(Recorded data)

━━━━━━━━━━

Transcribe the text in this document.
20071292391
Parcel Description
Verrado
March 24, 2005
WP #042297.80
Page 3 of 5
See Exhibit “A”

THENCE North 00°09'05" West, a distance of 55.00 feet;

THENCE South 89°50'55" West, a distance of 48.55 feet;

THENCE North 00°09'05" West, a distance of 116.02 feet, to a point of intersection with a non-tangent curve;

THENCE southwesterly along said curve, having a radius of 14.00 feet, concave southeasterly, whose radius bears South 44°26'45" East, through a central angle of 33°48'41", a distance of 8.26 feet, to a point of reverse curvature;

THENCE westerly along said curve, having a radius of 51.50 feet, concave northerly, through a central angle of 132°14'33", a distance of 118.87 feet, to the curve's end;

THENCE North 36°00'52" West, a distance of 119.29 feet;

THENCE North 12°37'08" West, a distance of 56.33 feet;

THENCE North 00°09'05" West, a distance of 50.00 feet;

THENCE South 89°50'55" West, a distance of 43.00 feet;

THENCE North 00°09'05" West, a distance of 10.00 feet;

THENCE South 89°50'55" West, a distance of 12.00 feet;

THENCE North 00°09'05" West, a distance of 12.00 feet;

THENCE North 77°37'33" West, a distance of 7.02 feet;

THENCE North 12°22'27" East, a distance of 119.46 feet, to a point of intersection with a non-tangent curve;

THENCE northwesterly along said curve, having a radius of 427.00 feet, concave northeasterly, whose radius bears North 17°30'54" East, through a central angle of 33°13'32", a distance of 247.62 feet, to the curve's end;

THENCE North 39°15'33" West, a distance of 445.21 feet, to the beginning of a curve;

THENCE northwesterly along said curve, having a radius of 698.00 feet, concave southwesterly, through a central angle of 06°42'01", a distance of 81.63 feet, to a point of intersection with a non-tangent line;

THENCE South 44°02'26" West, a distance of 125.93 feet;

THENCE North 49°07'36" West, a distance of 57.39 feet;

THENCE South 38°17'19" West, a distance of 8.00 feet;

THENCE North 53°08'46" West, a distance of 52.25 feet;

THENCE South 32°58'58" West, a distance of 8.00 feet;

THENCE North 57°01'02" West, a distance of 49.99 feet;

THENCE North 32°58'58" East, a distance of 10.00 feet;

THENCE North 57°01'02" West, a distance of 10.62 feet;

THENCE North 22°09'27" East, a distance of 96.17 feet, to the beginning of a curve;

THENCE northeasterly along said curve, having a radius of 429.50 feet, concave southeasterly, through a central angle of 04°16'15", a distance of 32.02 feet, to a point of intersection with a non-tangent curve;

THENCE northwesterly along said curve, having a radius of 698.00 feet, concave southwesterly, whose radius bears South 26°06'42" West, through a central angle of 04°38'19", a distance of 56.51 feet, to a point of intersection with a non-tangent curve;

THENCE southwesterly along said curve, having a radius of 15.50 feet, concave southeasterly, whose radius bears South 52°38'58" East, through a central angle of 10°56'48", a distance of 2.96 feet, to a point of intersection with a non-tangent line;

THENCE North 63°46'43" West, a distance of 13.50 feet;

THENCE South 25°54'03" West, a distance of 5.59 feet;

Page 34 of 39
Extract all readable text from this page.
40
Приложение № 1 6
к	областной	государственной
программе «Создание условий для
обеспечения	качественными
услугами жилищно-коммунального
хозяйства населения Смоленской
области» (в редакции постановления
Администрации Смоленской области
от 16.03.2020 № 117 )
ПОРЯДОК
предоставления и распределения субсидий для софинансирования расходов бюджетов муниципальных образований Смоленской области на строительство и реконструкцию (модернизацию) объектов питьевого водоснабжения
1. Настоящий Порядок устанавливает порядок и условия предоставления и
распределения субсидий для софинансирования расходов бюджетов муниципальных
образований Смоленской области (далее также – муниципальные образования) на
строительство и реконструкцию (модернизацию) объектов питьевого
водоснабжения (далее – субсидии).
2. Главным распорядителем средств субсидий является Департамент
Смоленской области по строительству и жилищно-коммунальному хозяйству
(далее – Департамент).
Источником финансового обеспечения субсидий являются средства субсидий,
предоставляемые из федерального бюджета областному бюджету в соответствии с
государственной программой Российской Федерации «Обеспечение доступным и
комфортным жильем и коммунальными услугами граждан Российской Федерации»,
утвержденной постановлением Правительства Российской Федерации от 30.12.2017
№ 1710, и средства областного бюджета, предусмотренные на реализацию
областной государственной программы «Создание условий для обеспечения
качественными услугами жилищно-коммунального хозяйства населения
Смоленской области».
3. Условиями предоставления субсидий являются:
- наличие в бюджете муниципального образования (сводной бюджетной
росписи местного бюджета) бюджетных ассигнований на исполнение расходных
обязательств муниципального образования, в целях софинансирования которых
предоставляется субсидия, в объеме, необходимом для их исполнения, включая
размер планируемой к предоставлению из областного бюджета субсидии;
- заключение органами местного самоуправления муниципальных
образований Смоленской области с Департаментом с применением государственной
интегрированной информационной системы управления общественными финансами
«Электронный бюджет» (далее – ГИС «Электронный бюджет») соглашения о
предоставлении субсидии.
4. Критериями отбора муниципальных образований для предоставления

━━━━━━━━━━

→ Exercise directions
Transcribe all entries exactly as they are given.

→ Full response
Transcribe the text in this document.
20071292391
Parcel Description
Verrado
March 24, 2005
WP #042297.80
Page 3 of 5
See Exhibit “A”

THENCE North 00°09'05" West, a distance of 55.00 feet;

THENCE South 89°50'55" West, a distance of 48.55 feet;

THENCE North 00°09'05" West, a distance of 116.02 feet, to a point of intersection with a non-tangent curve;

THENCE southwesterly along said curve, having a radius of 14.00 feet, concave southeasterly, whose radius bears South 44°26'45" East, through a central angle of 33°48'41", a distance of 8.26 feet, to a point of reverse curvature;

THENCE westerly along said curve, having a radius of 51.50 feet, concave northerly, through a central angle of 132°14'33", a distance of 118.87 feet, to the curve's end;

THENCE North 36°00'52" West, a distance of 119.29 feet;

THENCE North 12°37'08" West, a distance of 56.33 feet;

THENCE North 00°09'05" West, a distance of 50.00 feet;

THENCE South 89°50'55" West, a distance of 43.00 feet;

THENCE North 00°09'05" West, a distance of 10.00 feet;

THENCE South 89°50'55" West, a distance of 12.00 feet;

THENCE North 00°09'05" West, a distance of 12.00 feet;

THENCE North 77°37'33" West, a distance of 7.02 feet;

THENCE North 12°22'27" East, a distance of 119.46 feet, to a point of intersection with a non-tangent curve;

THENCE northwesterly along said curve, having a radius of 427.00 feet, concave northeasterly, whose radius bears North 17°30'54" East, through a central angle of 33°13'32", a distance of 247.62 feet, to the curve's end;

THENCE North 39°15'33" West, a distance of 445.21 feet, to the beginning of a curve;

THENCE northwesterly along said curve, having a radius of 698.00 feet, concave southwesterly, through a central angle of 06°42'01", a distance of 81.63 feet, to a point of intersection with a non-tangent line;

THENCE South 44°02'26" West, a distance of 125.93 feet;

THENCE North 49°07'36" West, a distance of 57.39 feet;

THENCE South 38°17'19" West, a distance of 8.00 feet;

THENCE North 53°08'46" West, a distance of 52.25 feet;

THENCE South 32°58'58" West, a distance of 8.00 feet;

THENCE North 57°01'02" West, a distance of 49.99 feet;

THENCE North 32°58'58" East, a distance of 10.00 feet;

THENCE North 57°01'02" West, a distance of 10.62 feet;

THENCE North 22°09'27" East, a distance of 96.17 feet, to the beginning of a curve;

THENCE northeasterly along said curve, having a radius of 429.50 feet, concave southeasterly, through a central angle of 04°16'15", a distance of 32.02 feet, to a point of intersection with a non-tangent curve;

THENCE northwesterly along said curve, having a radius of 698.00 feet, concave southwesterly, whose radius bears South 26°06'42" West, through a central angle of 04°38'19", a distance of 56.51 feet, to a point of intersection with a non-tangent curve;

THENCE southwesterly along said curve, having a radius of 15.50 feet, concave southeasterly, whose radius bears South 52°38'58" East, through a central angle of 10°56'48", a distance of 2.96 feet, to a point of intersection with a non-tangent line;

THENCE North 63°46'43" West, a distance of 13.50 feet;

THENCE South 25°54'03" West, a distance of 5.59 feet;

Page 34 of 39
Extract all readable text from this page.
40
Приложение № 1 6
к	областной	государственной
программе «Создание условий для
обеспечения	качественными
услугами жилищно-коммунального
хозяйства населения Смоленской
области» (в редакции постановления
Администрации Смоленской области
от 16.03.2020 № 117 )
ПОРЯДОК
предоставления и распределения субсидий для софинансирования расходов бюджетов муниципальных образований Смоленской области на строительство и реконструкцию (модернизацию) объектов питьевого водоснабжения
1. Настоящий Порядок устанавливает порядок и условия предоставления и
распределения субсидий для софинансирования расходов бюджетов муниципальных
образований Смоленской области (далее также – муниципальные образования) на
строительство и реконструкцию (модернизацию) объектов питьевого
водоснабжения (далее – субсидии).
2. Главным распорядителем средств субсидий является Департамент
Смоленской области по строительству и жилищно-коммунальному хозяйству
(далее – Департамент).
Источником финансового обеспечения субсидий являются средства субсидий,
предоставляемые из федерального бюджета областному бюджету в соответствии с
государственной программой Российской Федерации «Обеспечение доступным и
комфортным жильем и коммунальными услугами граждан Российской Федерации»,
утвержденной постановлением Правительства Российской Федерации от 30.12.2017
№ 1710, и средства областного бюджета, предусмотренные на реализацию
областной государственной программы «Создание условий для обеспечения
качественными услугами жилищно-коммунального хозяйства населения
Смоленской области».
3. Условиями предоставления субсидий являются:
- наличие в бюджете муниципального образования (сводной бюджетной
росписи местного бюджета) бюджетных ассигнований на исполнение расходных
обязательств муниципального образования, в целях софинансирования которых
предоставляется субсидия, в объеме, необходимом для их исполнения, включая
размер планируемой к предоставлению из областного бюджета субсидии;
- заключение органами местного самоуправления муниципальных
образований Смоленской области с Департаментом с применением государственной
интегрированной информационной системы управления общественными финансами
«Электронный бюджет» (далее – ГИС «Электронный бюджет») соглашения о
предоставлении субсидии.
4. Критериями отбора муниципальных образований для предоставления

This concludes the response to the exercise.